Image region annotations –
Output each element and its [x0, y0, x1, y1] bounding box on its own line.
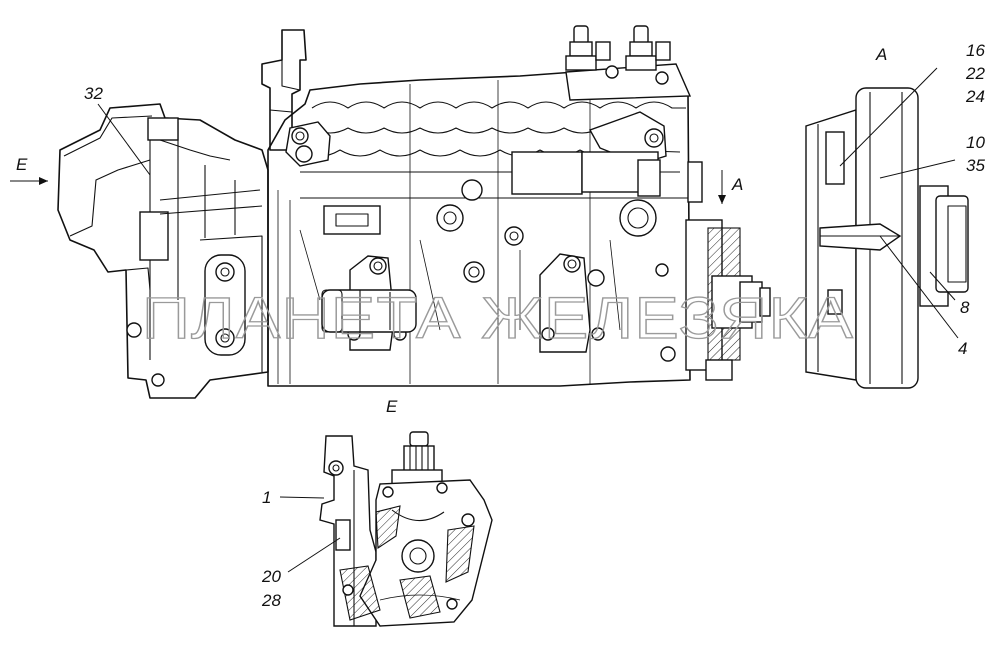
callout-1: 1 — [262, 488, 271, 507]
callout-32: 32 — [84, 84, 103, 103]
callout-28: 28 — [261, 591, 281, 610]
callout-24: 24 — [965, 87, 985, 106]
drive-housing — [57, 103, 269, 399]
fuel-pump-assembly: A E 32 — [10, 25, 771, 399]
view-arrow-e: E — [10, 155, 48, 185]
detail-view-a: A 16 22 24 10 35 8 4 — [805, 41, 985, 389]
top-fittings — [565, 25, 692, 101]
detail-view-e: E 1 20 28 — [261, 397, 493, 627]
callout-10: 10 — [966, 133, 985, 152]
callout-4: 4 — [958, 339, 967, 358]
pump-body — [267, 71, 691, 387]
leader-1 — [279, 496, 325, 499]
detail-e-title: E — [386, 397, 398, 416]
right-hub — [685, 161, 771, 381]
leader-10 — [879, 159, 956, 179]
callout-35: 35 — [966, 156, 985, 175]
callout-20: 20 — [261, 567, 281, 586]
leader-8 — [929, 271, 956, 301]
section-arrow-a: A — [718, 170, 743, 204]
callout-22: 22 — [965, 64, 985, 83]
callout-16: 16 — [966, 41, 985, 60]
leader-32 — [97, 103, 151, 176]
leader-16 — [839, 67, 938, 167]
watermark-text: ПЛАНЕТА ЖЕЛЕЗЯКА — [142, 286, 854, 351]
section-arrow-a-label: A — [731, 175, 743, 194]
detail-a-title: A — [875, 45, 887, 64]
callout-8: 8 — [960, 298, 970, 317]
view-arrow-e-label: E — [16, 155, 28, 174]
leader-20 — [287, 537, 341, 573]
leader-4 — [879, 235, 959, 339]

PROBLEM TO WORK ON – Copy the items above line for line, leaving out the pictures.

RESPONSE TO THIS EXERCISE –
Output each element and its [x0, y0, x1, y1] bounding box on its own line.
callout-1: 1 — [262, 488, 271, 507]
callout-32: 32 — [84, 84, 103, 103]
callout-28: 28 — [261, 591, 281, 610]
callout-24: 24 — [965, 87, 985, 106]
drive-housing — [57, 103, 269, 399]
fuel-pump-assembly: A E 32 — [10, 25, 771, 399]
view-arrow-e: E — [10, 155, 48, 185]
detail-view-a: A 16 22 24 10 35 8 4 — [805, 41, 985, 389]
top-fittings — [565, 25, 692, 101]
detail-view-e: E 1 20 28 — [261, 397, 493, 627]
callout-10: 10 — [966, 133, 985, 152]
callout-4: 4 — [958, 339, 967, 358]
pump-body — [267, 71, 691, 387]
leader-1 — [279, 496, 325, 499]
detail-e-title: E — [386, 397, 398, 416]
right-hub — [685, 161, 771, 381]
leader-10 — [879, 159, 956, 179]
callout-35: 35 — [966, 156, 985, 175]
callout-20: 20 — [261, 567, 281, 586]
leader-8 — [929, 271, 956, 301]
section-arrow-a: A — [718, 170, 743, 204]
callout-22: 22 — [965, 64, 985, 83]
callout-16: 16 — [966, 41, 985, 60]
leader-32 — [97, 103, 151, 176]
leader-16 — [839, 67, 938, 167]
watermark-text: ПЛАНЕТА ЖЕЛЕЗЯКА — [142, 286, 854, 351]
section-arrow-a-label: A — [731, 175, 743, 194]
detail-a-title: A — [875, 45, 887, 64]
callout-8: 8 — [960, 298, 970, 317]
view-arrow-e-label: E — [16, 155, 28, 174]
leader-20 — [287, 537, 341, 573]
leader-4 — [879, 235, 959, 339]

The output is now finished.